> Requirements: Print the entries from the first line through the line containing "stroller-icon: [462, 247, 620, 405]", inclusive, reproducing each line without any change.

Layout element annotations
########################################

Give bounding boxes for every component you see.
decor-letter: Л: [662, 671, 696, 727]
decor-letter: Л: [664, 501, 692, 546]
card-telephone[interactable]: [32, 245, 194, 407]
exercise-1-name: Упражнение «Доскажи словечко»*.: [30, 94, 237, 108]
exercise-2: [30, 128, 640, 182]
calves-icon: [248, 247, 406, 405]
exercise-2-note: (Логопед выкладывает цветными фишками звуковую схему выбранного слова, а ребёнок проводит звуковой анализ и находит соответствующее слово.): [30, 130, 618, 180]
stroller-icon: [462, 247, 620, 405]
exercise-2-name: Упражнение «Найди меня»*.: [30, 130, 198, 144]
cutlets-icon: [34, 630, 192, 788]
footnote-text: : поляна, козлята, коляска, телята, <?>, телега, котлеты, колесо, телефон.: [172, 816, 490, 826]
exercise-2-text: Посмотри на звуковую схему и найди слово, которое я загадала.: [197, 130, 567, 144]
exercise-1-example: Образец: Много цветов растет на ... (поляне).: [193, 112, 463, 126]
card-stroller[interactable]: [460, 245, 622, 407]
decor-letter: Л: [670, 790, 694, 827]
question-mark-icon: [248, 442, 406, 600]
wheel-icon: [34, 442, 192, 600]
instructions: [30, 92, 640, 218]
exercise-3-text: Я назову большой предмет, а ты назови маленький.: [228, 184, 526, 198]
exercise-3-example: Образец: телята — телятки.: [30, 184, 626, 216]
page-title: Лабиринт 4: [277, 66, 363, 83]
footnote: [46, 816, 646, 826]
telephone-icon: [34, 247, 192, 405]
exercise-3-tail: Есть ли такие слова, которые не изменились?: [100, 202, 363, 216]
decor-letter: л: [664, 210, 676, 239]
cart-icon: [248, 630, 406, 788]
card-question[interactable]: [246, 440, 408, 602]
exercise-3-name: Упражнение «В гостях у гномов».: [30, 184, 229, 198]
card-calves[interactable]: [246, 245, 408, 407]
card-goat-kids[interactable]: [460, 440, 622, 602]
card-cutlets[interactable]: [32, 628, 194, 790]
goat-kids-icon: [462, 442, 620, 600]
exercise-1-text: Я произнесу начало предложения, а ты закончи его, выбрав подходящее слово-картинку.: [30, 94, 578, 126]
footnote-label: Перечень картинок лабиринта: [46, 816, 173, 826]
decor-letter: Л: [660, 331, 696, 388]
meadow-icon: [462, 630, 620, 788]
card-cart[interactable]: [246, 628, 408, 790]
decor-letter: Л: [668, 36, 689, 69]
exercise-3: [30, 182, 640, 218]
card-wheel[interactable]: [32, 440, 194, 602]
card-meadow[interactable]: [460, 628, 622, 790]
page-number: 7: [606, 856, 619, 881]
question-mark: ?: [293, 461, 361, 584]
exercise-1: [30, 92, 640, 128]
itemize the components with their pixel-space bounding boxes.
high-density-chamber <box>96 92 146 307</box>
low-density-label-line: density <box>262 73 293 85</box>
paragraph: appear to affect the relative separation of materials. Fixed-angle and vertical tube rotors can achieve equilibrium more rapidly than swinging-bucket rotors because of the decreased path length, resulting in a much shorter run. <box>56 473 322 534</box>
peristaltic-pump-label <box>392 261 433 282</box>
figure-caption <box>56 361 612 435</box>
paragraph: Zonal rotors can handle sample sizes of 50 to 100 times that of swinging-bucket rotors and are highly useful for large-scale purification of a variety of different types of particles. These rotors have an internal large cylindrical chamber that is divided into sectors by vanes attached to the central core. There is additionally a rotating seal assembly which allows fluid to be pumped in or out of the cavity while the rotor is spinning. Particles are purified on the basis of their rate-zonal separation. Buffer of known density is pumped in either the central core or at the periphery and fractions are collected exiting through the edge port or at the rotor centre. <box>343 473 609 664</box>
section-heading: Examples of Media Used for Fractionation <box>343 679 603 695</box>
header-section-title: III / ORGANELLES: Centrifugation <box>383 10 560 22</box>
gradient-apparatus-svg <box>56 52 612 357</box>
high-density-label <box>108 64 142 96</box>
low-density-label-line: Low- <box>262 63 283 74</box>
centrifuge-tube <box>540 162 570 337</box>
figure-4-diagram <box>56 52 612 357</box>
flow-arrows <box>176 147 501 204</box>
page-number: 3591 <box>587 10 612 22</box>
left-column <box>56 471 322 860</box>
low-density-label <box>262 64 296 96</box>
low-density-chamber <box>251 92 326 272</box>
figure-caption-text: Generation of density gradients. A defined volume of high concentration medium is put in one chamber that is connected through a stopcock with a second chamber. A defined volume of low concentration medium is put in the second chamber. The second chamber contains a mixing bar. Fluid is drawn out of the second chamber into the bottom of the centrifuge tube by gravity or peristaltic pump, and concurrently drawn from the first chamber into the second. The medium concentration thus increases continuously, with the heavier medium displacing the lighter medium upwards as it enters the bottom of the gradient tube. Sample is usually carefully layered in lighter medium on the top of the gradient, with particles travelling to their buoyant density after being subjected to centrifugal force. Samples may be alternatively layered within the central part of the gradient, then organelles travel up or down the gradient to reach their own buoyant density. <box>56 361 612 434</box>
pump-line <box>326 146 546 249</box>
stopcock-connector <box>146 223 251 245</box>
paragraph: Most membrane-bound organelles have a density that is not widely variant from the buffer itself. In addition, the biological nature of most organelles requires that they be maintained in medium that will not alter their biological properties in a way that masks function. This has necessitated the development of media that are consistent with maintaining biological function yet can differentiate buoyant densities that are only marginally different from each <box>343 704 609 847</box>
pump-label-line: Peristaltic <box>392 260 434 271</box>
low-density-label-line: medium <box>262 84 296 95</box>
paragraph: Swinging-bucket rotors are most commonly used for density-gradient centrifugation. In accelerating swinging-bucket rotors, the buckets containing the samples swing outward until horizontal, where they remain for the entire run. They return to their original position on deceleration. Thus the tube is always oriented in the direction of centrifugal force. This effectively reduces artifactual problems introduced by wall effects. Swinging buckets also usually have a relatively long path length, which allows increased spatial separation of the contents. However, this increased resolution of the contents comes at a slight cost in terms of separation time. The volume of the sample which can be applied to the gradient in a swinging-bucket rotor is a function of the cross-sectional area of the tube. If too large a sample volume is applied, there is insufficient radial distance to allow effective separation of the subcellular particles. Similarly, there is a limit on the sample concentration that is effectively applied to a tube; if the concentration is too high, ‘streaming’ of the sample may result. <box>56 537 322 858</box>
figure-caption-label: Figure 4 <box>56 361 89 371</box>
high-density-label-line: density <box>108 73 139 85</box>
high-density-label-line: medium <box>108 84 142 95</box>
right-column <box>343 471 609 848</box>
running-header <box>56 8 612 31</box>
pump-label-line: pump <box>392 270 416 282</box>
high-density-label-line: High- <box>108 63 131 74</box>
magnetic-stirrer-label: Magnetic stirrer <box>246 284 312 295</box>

########################################

> Solution to the exercise:
Give bounding boxes for every component you see.
decor-letter: Л: [662, 671, 696, 727]
decor-letter: Л: [664, 501, 692, 546]
card-telephone[interactable]: [32, 245, 194, 407]
exercise-1-name: Упражнение «Доскажи словечко»*.: [30, 94, 237, 108]
exercise-2: [30, 128, 640, 182]
calves-icon: [248, 247, 406, 405]
exercise-2-note: (Логопед выкладывает цветными фишками звуковую схему выбранного слова, а ребёнок проводит звуковой анализ и находит соответствующее слово.): [30, 130, 618, 180]
stroller-icon: [462, 247, 620, 405]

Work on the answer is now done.